Beginning at the line containing "Output the text content of this document." and continuing to the end of the records below, give each line again exactly as it stands, and only those lines.

(Dataset records)
^^^^
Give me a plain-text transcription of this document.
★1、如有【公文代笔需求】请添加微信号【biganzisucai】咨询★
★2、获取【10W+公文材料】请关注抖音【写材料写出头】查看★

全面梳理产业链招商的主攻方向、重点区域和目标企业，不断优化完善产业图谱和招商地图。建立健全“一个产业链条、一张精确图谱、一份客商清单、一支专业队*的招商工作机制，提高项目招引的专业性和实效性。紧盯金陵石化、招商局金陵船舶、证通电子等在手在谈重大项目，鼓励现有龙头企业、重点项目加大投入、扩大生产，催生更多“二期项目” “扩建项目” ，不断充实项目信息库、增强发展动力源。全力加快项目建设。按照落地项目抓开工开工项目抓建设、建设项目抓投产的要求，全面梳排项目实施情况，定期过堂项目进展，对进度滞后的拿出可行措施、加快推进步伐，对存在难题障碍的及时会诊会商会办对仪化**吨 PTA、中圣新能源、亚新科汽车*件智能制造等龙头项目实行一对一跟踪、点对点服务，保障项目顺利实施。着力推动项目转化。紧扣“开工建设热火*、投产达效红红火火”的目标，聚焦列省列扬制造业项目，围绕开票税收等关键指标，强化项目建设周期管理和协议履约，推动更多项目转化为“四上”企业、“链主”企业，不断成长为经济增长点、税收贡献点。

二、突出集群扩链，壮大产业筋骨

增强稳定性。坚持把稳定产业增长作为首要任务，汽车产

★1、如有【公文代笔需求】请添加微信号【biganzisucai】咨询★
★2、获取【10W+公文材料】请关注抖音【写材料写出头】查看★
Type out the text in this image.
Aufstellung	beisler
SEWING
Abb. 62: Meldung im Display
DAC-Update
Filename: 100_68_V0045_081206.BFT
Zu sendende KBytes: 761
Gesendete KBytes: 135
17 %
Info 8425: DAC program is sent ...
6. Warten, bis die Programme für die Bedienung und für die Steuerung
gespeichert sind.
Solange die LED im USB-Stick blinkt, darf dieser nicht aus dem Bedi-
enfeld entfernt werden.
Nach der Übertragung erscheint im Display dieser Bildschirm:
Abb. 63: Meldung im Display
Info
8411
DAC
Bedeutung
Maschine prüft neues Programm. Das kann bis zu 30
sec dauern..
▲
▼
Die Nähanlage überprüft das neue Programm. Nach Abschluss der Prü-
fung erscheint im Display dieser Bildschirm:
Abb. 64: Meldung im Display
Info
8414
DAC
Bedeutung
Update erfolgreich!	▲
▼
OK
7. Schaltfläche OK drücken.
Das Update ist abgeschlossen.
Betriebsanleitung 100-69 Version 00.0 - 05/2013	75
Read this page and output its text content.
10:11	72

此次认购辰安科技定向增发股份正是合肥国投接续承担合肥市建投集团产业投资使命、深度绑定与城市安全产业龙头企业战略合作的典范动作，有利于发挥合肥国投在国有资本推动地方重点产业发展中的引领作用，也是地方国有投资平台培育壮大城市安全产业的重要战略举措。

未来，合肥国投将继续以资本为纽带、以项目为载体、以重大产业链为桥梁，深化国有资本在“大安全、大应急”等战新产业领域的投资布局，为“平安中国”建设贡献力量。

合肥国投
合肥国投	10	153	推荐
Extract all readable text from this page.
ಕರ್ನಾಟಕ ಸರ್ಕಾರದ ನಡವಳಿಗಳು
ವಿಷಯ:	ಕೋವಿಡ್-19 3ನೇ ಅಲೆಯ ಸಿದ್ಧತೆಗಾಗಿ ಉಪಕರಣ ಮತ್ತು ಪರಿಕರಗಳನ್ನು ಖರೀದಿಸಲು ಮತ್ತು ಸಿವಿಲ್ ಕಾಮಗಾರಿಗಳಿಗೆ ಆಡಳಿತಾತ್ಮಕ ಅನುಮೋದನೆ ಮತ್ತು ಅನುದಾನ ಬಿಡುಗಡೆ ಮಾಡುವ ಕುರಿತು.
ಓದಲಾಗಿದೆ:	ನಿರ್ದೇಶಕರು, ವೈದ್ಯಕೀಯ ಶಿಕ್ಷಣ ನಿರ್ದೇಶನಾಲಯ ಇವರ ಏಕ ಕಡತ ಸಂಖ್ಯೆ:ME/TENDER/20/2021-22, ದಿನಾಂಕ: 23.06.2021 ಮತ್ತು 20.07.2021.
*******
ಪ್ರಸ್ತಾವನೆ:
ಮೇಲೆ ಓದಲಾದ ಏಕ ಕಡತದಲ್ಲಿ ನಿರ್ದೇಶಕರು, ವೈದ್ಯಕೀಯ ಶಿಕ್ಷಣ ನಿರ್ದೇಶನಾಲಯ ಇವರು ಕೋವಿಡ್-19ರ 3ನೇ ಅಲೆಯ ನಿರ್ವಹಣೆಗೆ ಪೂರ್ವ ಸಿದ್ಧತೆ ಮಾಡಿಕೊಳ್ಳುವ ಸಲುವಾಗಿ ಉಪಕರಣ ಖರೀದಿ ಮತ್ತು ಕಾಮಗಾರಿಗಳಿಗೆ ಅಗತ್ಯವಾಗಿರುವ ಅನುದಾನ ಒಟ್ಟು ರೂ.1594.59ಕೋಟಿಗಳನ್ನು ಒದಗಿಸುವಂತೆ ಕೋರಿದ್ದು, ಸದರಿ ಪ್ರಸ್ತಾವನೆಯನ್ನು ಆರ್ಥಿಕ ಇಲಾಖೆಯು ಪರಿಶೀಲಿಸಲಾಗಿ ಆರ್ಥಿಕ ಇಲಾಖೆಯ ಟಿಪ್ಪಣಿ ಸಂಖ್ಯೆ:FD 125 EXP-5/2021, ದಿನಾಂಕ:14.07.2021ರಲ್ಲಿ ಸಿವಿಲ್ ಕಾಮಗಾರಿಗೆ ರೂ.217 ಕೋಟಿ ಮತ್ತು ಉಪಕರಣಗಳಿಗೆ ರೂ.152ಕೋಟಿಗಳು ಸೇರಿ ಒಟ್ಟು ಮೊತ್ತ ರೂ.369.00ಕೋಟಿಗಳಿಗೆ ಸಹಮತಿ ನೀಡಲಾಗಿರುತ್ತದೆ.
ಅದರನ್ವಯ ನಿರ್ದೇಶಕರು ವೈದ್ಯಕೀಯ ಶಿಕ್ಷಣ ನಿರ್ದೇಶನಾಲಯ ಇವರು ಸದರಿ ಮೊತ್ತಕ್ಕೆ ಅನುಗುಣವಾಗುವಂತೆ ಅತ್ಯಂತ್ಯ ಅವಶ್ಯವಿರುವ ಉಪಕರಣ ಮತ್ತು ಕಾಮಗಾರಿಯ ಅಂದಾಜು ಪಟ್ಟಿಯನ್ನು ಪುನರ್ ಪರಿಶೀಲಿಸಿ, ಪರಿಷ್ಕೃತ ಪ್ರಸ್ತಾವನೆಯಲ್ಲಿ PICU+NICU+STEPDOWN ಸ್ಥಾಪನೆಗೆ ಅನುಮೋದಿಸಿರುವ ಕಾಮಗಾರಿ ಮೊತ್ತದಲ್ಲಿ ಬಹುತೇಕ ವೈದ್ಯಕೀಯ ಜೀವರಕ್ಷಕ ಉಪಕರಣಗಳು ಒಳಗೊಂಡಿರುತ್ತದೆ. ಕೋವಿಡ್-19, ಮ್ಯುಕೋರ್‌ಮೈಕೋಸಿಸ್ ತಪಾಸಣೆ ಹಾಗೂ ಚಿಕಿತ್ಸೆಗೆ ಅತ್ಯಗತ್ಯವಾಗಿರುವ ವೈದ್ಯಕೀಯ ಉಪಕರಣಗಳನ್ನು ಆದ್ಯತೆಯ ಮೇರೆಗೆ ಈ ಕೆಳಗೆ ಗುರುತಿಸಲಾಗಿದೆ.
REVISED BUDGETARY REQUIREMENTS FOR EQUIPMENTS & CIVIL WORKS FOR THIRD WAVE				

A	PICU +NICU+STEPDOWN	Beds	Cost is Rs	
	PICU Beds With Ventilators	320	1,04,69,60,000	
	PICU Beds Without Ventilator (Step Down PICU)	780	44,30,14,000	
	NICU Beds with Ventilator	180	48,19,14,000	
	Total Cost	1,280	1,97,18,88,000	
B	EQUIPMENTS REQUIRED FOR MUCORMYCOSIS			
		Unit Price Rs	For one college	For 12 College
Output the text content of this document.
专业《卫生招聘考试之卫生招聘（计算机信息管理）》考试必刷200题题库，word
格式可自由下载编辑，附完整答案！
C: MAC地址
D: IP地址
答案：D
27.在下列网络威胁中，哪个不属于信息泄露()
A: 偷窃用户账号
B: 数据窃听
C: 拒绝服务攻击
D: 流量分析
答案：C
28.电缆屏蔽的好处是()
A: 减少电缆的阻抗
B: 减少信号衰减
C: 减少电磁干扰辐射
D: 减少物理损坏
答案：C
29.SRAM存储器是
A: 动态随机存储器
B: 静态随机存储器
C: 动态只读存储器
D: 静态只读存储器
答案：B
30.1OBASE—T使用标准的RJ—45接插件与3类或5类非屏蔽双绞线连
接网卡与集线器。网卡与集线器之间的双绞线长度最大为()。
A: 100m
^^^^
- Answer below:
Output the text content of this document.
专业《卫生招聘考试之卫生招聘（计算机信息管理）》考试必刷200题题库，word
格式可自由下载编辑，附完整答案！
C: MAC地址
D: IP地址
答案：D
27.在下列网络威胁中，哪个不属于信息泄露()
A: 偷窃用户账号
B: 数据窃听
C: 拒绝服务攻击
D: 流量分析
答案：C
28.电缆屏蔽的好处是()
A: 减少电缆的阻抗
B: 减少信号衰减
C: 减少电磁干扰辐射
D: 减少物理损坏
答案：C
29.SRAM存储器是
A: 动态随机存储器
B: 静态随机存储器
C: 动态只读存储器
D: 静态只读存储器
答案：B
30.1OBASE—T使用标准的RJ—45接插件与3类或5类非屏蔽双绞线连
接网卡与集线器。网卡与集线器之间的双绞线长度最大为()。
A: 100m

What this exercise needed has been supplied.